Task to complete: Pull out each line of the records holding the string "content".

Input records:
----
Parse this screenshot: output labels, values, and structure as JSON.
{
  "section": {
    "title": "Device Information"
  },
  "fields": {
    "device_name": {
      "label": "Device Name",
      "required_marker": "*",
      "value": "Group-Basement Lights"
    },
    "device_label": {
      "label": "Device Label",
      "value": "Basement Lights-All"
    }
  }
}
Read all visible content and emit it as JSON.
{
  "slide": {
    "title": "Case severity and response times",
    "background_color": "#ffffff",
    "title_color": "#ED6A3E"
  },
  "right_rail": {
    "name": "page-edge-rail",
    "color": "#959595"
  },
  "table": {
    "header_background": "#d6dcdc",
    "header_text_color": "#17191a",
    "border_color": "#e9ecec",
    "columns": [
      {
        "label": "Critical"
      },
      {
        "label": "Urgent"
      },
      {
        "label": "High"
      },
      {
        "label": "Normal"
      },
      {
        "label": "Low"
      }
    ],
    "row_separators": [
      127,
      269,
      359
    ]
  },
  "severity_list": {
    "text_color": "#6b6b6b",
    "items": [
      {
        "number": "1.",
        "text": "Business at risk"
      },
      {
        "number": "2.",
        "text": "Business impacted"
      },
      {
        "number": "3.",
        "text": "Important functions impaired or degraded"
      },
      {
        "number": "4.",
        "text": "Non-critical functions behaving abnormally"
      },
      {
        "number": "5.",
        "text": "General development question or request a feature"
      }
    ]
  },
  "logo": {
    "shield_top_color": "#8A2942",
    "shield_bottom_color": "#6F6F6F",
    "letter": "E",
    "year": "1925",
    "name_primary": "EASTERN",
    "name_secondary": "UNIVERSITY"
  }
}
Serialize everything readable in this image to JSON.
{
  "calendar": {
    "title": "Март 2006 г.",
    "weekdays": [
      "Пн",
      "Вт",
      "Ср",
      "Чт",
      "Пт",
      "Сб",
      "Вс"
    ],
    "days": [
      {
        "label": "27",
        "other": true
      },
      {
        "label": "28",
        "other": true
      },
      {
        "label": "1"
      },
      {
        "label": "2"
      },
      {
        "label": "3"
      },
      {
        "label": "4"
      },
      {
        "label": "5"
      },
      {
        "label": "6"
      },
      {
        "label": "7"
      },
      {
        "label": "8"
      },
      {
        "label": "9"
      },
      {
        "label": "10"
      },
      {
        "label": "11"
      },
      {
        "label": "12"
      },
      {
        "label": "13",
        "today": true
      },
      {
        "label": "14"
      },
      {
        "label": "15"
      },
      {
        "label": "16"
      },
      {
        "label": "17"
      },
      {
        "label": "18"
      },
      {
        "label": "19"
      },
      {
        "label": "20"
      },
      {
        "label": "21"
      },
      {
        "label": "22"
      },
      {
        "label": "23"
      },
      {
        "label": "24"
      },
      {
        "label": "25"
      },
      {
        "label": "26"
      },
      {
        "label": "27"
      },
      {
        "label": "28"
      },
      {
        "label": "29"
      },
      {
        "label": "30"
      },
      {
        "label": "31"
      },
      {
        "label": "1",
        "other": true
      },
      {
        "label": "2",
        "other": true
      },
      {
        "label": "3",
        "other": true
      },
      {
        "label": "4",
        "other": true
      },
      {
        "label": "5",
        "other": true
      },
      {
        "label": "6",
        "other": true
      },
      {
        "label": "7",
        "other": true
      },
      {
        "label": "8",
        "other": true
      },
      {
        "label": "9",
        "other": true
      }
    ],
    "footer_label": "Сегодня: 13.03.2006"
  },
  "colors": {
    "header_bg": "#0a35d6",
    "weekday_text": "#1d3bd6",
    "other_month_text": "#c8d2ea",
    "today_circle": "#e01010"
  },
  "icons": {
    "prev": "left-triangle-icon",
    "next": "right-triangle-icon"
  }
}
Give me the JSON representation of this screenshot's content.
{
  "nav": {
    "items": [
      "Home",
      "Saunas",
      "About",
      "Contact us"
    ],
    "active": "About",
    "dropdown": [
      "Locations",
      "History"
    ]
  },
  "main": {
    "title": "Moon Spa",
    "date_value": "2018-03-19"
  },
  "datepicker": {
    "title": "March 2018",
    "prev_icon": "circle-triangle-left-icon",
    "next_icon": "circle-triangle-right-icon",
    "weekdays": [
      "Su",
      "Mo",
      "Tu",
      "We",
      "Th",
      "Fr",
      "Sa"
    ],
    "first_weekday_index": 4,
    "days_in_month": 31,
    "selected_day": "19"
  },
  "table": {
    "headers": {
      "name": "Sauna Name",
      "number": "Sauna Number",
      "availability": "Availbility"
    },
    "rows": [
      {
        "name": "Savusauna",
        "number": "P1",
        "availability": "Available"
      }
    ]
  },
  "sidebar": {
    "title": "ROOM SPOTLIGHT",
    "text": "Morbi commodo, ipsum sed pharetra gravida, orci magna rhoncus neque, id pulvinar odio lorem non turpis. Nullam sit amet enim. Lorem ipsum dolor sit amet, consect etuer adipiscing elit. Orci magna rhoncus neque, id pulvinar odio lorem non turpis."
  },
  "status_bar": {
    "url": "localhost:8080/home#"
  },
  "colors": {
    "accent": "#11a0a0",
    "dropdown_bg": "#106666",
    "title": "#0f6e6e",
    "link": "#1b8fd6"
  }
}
----
Output for this task:
Read all visible content and emit it as JSON.
Give me the JSON representation of this screenshot's content.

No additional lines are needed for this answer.